■ **Requirement**
Pick out the lines below with "date" and list them.

+++

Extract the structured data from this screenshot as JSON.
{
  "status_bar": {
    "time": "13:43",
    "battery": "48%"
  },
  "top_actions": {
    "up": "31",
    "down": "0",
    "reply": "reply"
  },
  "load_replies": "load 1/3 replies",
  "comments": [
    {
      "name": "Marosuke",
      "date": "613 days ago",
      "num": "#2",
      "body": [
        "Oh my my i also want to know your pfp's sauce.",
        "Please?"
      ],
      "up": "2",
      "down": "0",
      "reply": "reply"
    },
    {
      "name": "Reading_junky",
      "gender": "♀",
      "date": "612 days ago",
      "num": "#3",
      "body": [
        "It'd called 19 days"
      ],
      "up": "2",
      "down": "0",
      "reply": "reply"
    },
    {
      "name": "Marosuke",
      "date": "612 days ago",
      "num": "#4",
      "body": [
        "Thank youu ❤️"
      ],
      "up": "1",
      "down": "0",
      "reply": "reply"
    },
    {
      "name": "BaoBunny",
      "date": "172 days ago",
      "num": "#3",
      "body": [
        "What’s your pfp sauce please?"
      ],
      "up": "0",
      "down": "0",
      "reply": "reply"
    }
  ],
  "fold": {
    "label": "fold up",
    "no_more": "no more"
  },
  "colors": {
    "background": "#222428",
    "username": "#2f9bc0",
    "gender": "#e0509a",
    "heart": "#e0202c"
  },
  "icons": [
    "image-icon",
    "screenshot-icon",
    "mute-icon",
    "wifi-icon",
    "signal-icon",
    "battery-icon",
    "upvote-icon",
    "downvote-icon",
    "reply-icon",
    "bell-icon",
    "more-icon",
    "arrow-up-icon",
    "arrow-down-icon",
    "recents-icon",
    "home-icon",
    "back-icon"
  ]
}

+++

■ **Problem solution**
      "date": "613 days ago",
      "date": "612 days ago",
      "date": "612 days ago",
      "date": "172 days ago",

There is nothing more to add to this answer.